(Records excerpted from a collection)

-------------------------

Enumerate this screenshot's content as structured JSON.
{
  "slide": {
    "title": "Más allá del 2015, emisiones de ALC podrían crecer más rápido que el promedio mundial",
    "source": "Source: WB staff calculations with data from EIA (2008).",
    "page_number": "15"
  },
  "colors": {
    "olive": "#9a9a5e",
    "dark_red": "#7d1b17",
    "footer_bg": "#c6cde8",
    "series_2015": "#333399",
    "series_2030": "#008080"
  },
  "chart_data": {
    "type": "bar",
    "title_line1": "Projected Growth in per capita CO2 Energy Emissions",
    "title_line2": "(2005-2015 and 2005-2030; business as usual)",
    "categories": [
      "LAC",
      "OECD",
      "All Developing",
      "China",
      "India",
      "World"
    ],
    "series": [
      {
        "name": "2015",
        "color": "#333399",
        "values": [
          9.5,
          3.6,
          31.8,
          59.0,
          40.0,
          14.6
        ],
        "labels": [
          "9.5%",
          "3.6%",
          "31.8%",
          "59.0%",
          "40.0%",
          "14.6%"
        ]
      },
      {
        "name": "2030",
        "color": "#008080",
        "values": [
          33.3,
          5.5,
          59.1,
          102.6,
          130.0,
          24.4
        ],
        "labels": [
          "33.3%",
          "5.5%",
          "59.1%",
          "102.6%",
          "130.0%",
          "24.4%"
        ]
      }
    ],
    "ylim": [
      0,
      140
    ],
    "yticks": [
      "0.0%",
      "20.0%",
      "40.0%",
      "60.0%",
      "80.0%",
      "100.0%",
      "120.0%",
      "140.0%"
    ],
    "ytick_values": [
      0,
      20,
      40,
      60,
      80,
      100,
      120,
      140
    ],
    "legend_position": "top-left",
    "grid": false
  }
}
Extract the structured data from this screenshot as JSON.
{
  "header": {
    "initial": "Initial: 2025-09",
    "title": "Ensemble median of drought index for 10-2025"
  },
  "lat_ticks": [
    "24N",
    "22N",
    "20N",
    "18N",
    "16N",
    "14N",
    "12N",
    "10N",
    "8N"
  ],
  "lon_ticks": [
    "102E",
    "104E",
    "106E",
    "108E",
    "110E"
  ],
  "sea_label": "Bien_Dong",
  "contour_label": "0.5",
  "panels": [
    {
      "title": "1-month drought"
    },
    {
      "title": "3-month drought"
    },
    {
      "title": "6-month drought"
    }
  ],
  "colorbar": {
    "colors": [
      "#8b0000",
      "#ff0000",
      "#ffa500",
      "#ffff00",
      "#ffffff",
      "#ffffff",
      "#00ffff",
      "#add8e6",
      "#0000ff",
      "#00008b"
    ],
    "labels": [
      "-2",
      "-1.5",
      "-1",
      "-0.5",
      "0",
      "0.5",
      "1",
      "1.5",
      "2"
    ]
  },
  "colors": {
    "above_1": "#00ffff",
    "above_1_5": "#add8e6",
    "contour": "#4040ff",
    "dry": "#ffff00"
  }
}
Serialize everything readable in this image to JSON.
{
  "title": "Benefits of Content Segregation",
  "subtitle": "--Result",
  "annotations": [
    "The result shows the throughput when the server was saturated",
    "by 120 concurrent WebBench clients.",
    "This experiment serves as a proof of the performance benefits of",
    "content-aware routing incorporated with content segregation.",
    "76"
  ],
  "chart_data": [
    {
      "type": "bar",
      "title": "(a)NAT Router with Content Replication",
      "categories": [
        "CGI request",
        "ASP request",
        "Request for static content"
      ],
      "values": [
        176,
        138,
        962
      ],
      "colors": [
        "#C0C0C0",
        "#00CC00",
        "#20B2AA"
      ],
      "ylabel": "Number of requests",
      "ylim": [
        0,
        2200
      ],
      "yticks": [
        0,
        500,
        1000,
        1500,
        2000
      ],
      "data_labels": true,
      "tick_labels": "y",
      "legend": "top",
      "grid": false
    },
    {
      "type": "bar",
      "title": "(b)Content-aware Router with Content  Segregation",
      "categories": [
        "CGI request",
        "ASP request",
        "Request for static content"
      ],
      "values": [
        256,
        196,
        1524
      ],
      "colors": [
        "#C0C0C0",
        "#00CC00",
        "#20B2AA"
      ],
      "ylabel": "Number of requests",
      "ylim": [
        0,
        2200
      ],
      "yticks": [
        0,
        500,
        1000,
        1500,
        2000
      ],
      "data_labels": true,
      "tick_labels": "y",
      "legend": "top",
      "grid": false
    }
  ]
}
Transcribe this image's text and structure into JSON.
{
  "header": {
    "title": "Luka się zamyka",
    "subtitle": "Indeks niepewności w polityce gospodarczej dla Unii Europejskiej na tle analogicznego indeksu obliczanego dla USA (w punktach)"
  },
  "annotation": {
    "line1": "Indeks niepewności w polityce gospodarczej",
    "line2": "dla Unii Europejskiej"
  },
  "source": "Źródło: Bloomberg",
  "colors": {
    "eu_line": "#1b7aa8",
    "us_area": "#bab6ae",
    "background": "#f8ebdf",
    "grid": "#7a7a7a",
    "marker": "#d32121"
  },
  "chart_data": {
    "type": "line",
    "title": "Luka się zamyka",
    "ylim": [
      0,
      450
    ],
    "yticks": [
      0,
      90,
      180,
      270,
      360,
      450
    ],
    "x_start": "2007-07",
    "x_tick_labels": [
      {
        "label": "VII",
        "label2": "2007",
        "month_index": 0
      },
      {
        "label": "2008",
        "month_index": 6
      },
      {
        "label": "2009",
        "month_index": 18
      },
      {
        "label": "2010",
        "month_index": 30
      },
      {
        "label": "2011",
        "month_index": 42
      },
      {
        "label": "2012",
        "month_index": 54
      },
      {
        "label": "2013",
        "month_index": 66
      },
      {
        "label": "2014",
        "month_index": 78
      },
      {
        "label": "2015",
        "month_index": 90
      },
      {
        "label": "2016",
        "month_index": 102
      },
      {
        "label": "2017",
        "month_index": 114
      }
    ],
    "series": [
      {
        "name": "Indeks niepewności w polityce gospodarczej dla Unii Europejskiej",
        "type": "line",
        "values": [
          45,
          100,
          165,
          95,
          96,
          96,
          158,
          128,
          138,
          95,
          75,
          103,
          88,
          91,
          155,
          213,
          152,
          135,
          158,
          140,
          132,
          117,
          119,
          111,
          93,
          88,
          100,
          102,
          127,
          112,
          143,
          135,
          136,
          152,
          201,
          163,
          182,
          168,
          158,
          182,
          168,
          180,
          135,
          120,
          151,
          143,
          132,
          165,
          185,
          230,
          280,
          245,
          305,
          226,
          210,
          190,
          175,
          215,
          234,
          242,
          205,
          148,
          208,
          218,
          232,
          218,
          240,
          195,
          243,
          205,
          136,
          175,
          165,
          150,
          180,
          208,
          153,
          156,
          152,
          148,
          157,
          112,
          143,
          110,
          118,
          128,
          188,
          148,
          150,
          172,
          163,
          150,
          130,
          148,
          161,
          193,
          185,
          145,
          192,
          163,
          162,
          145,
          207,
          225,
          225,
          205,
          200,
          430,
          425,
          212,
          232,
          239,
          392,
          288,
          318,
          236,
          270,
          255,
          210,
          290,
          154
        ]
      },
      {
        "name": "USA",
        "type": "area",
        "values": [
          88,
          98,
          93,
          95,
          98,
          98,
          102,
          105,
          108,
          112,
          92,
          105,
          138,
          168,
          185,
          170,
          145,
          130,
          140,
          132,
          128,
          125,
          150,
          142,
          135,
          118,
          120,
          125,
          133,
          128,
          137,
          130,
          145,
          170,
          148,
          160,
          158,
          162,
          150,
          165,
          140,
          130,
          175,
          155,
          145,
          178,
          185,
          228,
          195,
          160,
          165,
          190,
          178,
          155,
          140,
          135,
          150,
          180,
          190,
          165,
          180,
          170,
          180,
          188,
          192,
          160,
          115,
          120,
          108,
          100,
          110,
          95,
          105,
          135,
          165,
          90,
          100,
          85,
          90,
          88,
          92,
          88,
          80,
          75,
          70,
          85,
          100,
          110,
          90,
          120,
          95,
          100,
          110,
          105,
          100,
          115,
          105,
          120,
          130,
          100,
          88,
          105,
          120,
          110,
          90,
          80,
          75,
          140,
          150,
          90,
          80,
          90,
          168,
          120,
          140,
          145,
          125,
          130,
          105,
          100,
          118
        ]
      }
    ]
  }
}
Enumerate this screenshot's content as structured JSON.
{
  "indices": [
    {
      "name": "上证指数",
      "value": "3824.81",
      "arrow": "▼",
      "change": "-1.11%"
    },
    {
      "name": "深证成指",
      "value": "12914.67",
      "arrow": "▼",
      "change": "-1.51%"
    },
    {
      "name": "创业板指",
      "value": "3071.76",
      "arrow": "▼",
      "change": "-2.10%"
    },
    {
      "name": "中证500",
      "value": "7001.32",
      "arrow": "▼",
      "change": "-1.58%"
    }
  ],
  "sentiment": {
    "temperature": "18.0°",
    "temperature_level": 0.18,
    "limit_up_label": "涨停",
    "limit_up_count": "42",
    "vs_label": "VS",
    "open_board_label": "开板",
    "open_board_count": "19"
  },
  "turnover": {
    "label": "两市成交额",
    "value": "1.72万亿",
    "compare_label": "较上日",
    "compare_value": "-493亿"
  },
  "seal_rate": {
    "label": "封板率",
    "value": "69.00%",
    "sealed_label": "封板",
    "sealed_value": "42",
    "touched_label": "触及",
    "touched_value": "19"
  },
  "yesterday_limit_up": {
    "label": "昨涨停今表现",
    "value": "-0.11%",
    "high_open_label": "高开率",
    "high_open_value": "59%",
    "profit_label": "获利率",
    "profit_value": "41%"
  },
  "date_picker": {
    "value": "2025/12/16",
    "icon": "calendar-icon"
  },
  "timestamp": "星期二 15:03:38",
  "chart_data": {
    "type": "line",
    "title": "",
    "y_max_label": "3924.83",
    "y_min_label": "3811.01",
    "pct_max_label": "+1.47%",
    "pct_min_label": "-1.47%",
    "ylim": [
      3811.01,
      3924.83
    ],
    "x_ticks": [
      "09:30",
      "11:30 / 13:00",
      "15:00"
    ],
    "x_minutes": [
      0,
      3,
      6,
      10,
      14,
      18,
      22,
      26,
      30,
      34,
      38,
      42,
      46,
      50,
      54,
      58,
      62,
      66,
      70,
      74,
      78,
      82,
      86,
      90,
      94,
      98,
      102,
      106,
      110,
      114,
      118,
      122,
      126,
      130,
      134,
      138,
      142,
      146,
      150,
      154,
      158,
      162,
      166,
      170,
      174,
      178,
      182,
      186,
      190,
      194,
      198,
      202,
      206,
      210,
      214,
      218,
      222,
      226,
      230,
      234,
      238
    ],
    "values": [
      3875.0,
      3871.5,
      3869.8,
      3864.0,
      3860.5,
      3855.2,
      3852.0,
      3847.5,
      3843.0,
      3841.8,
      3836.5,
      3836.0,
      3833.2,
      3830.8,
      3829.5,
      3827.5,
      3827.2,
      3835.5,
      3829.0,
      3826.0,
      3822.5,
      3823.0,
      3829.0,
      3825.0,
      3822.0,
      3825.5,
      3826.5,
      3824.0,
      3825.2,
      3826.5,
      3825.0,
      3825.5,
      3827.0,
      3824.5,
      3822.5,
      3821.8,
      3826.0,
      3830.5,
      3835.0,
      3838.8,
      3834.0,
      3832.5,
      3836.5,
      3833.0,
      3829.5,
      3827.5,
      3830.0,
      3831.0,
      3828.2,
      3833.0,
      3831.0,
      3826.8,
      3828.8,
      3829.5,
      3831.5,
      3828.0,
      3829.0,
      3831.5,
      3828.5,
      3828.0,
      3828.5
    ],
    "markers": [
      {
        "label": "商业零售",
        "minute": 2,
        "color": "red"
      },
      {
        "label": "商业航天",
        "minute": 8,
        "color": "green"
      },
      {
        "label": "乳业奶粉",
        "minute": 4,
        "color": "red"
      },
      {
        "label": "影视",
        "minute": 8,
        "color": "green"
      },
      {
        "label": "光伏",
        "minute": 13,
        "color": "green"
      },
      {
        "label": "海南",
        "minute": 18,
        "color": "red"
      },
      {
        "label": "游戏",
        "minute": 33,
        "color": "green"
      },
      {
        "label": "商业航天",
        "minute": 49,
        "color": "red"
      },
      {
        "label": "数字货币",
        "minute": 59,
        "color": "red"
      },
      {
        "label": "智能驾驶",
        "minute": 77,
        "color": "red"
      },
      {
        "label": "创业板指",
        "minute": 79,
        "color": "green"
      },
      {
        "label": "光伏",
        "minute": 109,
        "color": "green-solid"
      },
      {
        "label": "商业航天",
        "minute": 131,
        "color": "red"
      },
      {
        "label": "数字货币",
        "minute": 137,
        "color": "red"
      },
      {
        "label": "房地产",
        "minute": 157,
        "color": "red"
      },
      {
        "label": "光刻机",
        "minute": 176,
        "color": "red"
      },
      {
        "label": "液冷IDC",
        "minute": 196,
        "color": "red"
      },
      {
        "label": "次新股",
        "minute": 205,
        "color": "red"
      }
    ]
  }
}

-------------------------

## Problem statement
Scan the lines for the string "subtitle". Pick out every line that has it.

## Full answer
  "subtitle": "--Result",
    "subtitle": "Indeks niepewności w polityce gospodarczej dla Unii Europejskiej na tle analogicznego indeksu obliczanego dla USA (w punktach)"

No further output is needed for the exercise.